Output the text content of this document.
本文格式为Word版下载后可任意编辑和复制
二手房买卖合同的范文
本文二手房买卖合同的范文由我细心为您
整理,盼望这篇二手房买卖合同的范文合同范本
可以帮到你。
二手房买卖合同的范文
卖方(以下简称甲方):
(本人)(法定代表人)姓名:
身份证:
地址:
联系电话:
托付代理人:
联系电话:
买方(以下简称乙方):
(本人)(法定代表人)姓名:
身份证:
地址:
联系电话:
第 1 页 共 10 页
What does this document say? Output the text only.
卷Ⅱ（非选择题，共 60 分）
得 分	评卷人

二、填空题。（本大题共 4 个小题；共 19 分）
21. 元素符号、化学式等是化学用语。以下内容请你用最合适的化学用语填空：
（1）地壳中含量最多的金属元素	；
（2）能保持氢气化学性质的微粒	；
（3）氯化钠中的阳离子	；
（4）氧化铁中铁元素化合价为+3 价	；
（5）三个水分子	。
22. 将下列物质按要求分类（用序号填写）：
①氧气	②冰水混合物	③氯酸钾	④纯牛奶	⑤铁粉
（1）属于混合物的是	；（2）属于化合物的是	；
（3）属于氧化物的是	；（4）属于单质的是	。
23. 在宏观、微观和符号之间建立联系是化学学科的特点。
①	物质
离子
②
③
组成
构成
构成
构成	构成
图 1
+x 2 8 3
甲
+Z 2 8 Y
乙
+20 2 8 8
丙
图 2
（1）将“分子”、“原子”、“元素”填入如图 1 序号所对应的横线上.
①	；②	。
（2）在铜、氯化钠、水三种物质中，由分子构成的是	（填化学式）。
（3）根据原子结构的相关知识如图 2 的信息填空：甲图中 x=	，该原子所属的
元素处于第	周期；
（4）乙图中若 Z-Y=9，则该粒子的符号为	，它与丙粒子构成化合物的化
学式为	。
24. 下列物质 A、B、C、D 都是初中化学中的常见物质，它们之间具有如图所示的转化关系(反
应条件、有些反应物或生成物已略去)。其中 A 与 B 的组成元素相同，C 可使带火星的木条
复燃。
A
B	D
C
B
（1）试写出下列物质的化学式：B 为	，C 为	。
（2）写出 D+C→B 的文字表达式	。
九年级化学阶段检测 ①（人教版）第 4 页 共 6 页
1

* _Task description_: Report only how many lines in the entries contain "text".

* _Complete output_: 2